• WHAT TO DO: Lines containing "title" are to be counted. Give the number and nothing more.

• THE RECORDS:
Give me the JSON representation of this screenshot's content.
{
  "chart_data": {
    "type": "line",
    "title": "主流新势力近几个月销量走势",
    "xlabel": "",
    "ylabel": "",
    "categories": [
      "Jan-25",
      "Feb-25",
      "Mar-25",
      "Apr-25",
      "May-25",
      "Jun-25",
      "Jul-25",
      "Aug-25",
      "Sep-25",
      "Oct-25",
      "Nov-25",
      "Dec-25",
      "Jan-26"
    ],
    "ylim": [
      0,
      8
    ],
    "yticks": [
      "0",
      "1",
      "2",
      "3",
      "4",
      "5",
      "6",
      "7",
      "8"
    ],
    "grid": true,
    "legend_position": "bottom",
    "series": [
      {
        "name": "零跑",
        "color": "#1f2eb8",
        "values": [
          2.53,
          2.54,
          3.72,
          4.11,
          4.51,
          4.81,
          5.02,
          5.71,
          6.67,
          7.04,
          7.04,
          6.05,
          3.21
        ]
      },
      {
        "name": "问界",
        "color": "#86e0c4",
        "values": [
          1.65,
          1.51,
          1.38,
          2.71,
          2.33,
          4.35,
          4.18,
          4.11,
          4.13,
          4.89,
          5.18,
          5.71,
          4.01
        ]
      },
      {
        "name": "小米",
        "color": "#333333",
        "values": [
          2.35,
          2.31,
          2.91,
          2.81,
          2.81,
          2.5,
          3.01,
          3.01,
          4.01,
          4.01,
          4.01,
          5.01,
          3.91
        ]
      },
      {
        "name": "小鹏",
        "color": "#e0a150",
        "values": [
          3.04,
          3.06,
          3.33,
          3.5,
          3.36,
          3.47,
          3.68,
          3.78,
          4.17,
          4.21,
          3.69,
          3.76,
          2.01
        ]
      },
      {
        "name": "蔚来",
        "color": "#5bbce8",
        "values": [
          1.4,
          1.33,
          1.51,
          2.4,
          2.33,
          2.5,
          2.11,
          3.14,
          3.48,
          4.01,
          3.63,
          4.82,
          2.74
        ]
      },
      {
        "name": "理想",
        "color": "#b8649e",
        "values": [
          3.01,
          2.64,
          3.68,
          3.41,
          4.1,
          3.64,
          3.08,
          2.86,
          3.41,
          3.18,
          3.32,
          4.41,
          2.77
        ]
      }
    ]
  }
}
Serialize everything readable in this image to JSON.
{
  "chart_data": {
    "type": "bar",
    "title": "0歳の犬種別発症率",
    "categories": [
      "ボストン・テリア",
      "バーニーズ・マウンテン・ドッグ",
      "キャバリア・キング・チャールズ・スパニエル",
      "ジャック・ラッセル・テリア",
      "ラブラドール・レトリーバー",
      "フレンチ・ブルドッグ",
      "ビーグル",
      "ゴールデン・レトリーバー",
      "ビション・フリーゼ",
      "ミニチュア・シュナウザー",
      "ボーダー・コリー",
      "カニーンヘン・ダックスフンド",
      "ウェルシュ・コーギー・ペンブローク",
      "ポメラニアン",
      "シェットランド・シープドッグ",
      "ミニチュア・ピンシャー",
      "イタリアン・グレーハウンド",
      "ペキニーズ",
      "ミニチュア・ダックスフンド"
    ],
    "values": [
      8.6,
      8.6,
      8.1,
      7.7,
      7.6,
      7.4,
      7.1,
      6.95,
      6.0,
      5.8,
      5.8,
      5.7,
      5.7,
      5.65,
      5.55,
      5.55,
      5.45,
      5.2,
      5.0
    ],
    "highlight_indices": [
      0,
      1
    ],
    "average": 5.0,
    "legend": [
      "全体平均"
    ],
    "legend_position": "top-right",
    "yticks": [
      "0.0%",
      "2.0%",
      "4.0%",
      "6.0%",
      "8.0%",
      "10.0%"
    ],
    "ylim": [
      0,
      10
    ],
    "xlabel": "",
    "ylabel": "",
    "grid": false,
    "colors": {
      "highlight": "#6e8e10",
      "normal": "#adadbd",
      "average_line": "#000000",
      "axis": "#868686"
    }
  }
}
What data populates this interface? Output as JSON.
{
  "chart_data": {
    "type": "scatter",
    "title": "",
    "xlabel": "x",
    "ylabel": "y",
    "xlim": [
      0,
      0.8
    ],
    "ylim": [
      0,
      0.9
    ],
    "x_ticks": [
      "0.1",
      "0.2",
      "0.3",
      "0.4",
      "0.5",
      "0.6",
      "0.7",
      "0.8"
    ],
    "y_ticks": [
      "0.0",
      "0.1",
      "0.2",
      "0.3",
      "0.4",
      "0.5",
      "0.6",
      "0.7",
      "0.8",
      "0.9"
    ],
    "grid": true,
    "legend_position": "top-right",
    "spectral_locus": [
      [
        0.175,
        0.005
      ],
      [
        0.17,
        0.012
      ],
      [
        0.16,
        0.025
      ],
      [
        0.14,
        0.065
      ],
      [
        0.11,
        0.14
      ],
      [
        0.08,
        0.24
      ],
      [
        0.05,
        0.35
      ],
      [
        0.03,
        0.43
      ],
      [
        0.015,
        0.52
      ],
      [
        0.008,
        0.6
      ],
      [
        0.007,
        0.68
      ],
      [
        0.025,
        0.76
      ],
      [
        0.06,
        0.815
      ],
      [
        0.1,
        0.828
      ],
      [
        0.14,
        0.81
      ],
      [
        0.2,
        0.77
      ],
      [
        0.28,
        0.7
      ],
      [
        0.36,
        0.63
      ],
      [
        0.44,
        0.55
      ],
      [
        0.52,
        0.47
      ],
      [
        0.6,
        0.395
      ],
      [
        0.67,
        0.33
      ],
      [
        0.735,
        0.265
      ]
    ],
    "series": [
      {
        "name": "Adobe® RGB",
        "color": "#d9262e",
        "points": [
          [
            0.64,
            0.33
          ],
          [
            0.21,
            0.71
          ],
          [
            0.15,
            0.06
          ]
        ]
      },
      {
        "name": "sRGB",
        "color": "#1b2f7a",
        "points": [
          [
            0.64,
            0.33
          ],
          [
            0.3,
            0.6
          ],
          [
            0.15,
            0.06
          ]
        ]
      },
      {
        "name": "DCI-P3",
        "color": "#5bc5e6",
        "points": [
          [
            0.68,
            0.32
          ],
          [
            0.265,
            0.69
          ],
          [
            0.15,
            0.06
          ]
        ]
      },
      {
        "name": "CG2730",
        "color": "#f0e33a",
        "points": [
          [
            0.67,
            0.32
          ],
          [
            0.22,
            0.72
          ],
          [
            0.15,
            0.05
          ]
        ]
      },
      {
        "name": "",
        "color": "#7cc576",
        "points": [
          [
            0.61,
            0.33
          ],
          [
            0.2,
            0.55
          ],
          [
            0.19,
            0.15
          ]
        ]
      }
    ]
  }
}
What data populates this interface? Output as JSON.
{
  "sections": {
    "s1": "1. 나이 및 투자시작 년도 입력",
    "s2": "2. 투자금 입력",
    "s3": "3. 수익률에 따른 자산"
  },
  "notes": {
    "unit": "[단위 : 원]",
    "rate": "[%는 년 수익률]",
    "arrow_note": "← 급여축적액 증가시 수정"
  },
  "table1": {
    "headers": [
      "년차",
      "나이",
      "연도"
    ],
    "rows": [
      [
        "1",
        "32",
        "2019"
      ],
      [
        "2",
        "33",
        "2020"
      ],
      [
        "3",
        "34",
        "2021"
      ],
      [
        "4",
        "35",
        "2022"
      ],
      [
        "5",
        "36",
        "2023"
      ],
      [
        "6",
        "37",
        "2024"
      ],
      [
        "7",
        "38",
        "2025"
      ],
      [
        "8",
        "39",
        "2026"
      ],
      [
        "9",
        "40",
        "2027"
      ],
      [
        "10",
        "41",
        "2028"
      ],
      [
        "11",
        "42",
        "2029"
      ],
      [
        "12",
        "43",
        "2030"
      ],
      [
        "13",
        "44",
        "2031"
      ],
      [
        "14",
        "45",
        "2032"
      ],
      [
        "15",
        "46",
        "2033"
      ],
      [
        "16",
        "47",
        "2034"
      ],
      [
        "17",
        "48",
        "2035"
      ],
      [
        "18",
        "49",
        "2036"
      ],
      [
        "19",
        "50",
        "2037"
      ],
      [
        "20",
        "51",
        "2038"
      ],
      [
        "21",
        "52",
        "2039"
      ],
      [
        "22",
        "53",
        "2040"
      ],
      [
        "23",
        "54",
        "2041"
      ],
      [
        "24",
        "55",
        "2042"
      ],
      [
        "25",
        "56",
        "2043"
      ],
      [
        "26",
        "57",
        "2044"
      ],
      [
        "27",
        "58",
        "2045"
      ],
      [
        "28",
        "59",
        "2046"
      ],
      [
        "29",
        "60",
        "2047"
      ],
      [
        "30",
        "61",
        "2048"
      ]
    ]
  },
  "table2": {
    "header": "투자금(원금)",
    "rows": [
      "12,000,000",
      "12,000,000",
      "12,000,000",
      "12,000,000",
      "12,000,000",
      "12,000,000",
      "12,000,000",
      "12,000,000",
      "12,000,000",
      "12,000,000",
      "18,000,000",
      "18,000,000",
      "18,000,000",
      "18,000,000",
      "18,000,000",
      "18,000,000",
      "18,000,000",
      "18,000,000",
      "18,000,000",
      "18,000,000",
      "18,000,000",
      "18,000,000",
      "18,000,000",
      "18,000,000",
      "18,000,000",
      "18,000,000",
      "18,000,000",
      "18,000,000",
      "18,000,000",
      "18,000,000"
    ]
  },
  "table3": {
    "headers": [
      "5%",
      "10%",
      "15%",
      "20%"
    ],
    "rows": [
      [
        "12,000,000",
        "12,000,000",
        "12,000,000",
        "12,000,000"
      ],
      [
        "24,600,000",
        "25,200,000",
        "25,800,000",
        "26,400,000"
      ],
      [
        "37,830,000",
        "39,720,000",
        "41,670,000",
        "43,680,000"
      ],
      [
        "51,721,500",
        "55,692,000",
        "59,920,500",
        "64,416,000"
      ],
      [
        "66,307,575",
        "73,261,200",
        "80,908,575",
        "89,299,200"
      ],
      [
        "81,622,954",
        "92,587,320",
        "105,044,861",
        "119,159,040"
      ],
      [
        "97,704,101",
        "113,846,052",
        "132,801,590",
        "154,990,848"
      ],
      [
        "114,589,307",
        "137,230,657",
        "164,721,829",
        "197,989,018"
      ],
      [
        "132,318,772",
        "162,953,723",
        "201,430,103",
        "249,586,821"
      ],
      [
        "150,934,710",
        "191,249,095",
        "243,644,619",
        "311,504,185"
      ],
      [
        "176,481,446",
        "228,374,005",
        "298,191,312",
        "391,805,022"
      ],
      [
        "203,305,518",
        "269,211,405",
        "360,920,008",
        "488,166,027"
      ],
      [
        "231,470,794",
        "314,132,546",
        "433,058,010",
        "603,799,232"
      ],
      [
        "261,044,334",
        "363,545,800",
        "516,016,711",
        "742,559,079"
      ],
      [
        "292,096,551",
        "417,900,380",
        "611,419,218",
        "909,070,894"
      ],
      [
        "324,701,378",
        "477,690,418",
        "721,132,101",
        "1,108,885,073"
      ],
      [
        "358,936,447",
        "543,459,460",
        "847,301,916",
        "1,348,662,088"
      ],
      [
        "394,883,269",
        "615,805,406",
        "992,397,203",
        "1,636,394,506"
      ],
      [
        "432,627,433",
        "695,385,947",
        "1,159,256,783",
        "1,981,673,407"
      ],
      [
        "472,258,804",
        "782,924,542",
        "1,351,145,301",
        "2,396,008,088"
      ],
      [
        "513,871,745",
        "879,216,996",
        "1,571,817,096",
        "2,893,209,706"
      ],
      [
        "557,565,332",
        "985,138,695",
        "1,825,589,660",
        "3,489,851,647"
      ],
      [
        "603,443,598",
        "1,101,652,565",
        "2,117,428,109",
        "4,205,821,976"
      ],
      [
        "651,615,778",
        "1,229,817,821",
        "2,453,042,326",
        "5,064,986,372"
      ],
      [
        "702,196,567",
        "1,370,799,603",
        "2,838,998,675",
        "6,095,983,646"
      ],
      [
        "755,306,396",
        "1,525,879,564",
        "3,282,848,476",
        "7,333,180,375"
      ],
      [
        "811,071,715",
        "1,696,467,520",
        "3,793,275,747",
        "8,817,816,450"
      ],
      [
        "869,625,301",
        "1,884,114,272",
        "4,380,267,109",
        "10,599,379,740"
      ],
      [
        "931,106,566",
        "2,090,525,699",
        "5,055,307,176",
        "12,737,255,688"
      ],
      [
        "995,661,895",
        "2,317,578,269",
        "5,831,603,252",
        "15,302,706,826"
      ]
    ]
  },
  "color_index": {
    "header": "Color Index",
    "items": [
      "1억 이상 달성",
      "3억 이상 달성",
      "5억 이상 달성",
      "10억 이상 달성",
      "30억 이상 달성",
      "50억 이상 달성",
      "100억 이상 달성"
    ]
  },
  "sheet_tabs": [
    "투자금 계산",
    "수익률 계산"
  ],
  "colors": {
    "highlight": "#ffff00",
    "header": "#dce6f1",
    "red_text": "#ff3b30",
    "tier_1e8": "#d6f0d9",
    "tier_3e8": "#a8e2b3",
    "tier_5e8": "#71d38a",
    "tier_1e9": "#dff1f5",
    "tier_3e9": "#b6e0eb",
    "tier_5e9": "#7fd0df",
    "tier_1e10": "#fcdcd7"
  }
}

• SOLUTION: 3